* **Your task**: In the listing below, locate the lines bearing the word "name". Copy every one of them.

* **Exercise inputs**:
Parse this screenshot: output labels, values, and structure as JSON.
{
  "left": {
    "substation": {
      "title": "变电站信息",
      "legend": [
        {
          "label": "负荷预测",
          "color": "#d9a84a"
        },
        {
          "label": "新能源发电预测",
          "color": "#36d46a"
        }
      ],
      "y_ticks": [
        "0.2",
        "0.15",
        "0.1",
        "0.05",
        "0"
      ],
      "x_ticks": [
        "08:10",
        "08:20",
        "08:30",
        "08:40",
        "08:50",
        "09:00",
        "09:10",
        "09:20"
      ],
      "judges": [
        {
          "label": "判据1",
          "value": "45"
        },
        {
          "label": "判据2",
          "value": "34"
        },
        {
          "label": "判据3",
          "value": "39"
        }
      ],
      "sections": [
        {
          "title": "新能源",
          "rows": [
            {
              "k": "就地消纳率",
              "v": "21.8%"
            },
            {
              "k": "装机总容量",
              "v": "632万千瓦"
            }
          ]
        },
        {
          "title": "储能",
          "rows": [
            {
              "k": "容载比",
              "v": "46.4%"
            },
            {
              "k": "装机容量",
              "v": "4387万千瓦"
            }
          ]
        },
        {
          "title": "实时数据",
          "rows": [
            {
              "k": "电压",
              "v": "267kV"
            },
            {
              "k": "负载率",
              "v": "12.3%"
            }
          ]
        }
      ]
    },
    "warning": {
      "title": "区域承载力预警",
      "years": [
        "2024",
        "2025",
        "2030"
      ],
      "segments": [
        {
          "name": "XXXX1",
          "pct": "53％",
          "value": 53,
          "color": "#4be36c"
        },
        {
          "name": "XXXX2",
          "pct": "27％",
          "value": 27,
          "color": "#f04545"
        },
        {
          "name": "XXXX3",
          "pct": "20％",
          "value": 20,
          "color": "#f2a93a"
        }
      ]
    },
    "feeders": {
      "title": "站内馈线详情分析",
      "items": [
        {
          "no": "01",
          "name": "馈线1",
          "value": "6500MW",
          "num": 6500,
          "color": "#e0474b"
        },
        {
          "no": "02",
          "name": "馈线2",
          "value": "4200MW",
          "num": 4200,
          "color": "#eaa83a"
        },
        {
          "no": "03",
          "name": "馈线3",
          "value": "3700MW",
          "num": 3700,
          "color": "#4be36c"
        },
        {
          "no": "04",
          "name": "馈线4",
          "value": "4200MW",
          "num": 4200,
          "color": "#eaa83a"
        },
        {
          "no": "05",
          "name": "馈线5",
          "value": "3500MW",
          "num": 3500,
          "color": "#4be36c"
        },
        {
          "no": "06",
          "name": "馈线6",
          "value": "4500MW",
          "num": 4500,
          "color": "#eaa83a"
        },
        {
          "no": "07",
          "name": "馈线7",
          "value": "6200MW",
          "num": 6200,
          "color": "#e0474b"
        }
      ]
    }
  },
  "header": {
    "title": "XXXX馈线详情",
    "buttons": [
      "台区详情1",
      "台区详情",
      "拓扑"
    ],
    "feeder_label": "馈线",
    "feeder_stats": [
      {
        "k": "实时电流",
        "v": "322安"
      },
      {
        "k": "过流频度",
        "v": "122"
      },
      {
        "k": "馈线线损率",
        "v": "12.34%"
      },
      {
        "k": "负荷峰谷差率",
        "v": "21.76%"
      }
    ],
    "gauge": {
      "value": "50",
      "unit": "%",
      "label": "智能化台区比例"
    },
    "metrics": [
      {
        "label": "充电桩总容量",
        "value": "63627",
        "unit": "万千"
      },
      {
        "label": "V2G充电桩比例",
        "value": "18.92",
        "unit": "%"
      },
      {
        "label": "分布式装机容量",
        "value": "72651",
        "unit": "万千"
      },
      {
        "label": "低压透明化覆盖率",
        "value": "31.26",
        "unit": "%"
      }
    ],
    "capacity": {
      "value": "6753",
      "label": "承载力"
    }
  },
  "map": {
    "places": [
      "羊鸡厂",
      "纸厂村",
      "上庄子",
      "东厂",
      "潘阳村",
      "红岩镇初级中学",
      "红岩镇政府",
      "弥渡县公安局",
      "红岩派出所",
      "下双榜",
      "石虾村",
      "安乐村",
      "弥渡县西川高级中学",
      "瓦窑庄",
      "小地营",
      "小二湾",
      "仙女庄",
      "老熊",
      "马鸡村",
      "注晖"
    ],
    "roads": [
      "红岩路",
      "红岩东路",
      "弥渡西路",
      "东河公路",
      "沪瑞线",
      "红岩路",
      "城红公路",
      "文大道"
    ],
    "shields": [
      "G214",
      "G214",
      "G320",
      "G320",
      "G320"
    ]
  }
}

* **Response to the exercise**:
          "name": "XXXX1",
          "name": "XXXX2",
          "name": "XXXX3",
          "name": "馈线1",
          "name": "馈线2",
          "name": "馈线3",
          "name": "馈线4",
          "name": "馈线5",
          "name": "馈线6",
          "name": "馈线7",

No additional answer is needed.